Written instruction. Below you will find a set of lines. Repeat them all exactly.

Data records.
________________

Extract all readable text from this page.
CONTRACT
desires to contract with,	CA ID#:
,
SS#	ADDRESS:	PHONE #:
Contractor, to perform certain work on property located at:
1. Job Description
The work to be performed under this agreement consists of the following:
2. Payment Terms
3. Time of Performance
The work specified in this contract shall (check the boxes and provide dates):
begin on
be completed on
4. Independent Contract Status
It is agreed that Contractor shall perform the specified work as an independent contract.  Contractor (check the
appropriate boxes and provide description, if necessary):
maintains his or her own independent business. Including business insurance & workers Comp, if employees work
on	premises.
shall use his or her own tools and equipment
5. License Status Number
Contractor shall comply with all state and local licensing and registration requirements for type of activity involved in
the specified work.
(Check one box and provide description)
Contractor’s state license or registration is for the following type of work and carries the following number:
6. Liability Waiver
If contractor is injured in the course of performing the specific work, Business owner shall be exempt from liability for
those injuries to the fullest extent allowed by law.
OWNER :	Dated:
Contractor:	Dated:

________________

Output for this exercise.
Extract all readable text from this page.
CONTRACT
desires to contract with,	CA ID#:
,
SS#	ADDRESS:	PHONE #:
Contractor, to perform certain work on property located at:
1. Job Description
The work to be performed under this agreement consists of the following:
2. Payment Terms
3. Time of Performance
The work specified in this contract shall (check the boxes and provide dates):
begin on
be completed on
4. Independent Contract Status
It is agreed that Contractor shall perform the specified work as an independent contract.  Contractor (check the
appropriate boxes and provide description, if necessary):
maintains his or her own independent business. Including business insurance & workers Comp, if employees work
on	premises.
shall use his or her own tools and equipment
5. License Status Number
Contractor shall comply with all state and local licensing and registration requirements for type of activity involved in
the specified work.
(Check one box and provide description)
Contractor’s state license or registration is for the following type of work and carries the following number:
6. Liability Waiver
If contractor is injured in the course of performing the specific work, Business owner shall be exempt from liability for
those injuries to the fullest extent allowed by law.
OWNER :	Dated:
Contractor:	Dated:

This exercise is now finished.